* Start *
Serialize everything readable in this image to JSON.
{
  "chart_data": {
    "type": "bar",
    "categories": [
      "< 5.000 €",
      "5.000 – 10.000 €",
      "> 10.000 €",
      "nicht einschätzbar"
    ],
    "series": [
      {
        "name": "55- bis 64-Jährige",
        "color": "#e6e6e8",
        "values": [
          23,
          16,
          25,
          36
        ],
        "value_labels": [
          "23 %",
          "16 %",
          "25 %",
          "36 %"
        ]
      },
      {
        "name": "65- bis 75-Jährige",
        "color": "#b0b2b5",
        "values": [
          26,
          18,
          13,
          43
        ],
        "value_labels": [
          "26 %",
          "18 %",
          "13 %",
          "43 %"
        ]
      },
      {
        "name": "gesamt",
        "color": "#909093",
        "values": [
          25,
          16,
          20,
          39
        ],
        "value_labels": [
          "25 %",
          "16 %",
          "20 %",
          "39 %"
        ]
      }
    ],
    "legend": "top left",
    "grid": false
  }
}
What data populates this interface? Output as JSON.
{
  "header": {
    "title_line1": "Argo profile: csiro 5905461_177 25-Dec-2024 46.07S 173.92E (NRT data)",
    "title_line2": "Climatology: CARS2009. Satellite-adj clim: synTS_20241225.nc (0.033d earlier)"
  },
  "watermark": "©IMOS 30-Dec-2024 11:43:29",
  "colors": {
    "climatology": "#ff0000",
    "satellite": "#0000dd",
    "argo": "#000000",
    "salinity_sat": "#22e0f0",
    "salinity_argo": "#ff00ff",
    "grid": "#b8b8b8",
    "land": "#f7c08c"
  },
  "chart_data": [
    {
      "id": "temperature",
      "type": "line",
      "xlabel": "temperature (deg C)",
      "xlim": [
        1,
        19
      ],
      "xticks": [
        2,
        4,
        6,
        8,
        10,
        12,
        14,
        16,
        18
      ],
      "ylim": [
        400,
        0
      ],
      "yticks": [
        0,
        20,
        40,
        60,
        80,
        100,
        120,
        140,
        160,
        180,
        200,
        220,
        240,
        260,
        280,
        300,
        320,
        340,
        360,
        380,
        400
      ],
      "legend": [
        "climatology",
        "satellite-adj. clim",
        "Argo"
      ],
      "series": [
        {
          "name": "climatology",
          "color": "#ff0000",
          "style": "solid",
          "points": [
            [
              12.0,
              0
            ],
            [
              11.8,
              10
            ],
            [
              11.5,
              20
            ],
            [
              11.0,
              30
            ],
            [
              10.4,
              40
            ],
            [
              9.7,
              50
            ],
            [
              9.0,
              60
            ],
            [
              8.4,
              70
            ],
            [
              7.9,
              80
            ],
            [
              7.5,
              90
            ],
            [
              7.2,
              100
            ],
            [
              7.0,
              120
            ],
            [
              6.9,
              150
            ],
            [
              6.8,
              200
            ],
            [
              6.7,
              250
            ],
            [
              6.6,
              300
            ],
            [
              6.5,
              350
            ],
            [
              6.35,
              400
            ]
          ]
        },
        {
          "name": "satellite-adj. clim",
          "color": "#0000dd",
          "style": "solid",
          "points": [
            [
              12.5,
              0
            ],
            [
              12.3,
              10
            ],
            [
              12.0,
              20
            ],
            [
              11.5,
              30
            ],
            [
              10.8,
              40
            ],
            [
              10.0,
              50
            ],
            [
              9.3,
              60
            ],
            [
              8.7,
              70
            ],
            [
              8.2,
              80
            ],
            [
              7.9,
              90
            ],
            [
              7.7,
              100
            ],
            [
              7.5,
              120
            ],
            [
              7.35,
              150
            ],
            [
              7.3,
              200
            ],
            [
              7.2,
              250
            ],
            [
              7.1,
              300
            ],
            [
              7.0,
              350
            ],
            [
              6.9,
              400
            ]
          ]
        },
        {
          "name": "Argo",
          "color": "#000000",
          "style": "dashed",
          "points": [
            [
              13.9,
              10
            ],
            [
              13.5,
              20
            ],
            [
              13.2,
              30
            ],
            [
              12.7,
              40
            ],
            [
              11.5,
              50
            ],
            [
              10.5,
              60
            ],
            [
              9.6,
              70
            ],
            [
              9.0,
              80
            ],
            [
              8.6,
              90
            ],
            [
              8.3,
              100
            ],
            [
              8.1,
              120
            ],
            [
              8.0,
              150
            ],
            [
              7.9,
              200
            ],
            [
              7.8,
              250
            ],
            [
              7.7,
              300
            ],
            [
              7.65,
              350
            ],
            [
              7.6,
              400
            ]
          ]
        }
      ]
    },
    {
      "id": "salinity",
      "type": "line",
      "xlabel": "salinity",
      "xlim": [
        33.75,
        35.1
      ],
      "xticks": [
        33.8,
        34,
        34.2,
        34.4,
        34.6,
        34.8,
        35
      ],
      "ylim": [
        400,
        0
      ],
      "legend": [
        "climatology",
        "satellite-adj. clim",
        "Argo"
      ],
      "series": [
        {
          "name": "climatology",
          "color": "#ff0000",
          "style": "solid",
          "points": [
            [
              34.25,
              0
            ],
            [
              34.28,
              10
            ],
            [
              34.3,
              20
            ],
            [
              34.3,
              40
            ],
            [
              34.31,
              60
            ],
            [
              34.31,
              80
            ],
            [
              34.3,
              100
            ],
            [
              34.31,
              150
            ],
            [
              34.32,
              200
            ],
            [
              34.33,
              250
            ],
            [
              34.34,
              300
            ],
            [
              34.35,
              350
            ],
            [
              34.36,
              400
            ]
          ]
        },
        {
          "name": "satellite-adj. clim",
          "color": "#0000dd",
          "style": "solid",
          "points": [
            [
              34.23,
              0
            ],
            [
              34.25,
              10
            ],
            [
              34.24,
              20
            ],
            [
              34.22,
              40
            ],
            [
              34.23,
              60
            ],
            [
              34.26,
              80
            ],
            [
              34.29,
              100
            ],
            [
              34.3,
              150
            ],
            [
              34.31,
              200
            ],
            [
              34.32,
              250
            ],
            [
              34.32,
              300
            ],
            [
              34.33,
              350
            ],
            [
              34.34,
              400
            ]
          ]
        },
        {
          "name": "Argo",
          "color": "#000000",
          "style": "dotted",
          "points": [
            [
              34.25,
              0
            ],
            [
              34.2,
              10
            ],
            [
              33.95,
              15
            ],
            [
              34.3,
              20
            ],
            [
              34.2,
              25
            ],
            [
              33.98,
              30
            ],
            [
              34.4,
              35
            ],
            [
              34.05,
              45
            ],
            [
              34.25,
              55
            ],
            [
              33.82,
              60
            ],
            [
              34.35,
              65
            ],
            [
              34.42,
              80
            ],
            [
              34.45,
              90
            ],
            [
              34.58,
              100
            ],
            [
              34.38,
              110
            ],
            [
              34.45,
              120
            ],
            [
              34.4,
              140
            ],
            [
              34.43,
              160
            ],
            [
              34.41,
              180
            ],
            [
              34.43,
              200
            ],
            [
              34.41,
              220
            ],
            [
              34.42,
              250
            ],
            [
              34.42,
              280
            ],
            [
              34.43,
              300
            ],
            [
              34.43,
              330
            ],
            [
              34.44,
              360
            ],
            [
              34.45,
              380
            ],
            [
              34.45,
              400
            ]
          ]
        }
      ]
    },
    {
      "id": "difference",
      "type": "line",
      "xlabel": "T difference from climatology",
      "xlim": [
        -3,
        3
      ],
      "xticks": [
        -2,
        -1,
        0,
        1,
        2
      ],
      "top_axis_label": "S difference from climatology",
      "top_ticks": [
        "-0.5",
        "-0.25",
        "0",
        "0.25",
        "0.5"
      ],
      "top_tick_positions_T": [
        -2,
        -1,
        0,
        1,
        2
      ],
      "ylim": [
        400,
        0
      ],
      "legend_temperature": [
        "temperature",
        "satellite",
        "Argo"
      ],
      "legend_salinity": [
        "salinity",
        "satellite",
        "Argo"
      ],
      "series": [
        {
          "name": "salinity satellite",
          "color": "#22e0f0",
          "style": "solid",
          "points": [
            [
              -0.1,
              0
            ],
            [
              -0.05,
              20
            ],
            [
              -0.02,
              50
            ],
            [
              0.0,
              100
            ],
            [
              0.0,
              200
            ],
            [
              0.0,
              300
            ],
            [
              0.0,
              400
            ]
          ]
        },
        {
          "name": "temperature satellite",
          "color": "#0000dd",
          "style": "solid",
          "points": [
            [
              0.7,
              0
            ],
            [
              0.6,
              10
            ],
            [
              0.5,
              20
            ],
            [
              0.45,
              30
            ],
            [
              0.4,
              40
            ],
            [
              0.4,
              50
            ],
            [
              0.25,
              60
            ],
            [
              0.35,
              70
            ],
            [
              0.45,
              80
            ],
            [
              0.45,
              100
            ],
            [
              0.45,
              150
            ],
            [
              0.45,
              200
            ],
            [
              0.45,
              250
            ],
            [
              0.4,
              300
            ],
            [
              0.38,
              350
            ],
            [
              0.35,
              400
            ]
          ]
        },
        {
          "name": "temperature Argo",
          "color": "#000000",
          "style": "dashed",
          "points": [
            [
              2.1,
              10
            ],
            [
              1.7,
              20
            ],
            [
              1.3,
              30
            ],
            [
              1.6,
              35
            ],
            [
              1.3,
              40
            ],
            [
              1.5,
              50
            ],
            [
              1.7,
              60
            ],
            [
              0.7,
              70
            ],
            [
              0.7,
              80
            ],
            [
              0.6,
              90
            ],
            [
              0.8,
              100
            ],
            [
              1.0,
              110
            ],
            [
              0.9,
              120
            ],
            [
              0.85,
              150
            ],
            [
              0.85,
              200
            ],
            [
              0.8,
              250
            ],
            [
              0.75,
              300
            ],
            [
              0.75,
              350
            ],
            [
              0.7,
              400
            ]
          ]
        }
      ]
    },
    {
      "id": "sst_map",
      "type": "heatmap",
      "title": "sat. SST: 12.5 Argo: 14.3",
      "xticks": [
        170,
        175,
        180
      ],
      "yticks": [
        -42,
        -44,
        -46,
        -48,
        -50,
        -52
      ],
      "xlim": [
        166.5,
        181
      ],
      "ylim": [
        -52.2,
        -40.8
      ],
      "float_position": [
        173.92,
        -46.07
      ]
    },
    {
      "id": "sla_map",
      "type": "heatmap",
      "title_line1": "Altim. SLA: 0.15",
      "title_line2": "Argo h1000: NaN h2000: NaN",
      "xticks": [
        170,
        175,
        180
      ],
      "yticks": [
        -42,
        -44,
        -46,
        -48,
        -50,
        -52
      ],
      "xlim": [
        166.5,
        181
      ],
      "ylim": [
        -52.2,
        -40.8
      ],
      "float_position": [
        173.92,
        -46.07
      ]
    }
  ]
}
* End *
- [What the task requires]: Filter the records above for lines containing the word "from", and copy those lines.

- [Result of the exercise]:
      "xlabel": "T difference from climatology",
      "top_axis_label": "S difference from climatology",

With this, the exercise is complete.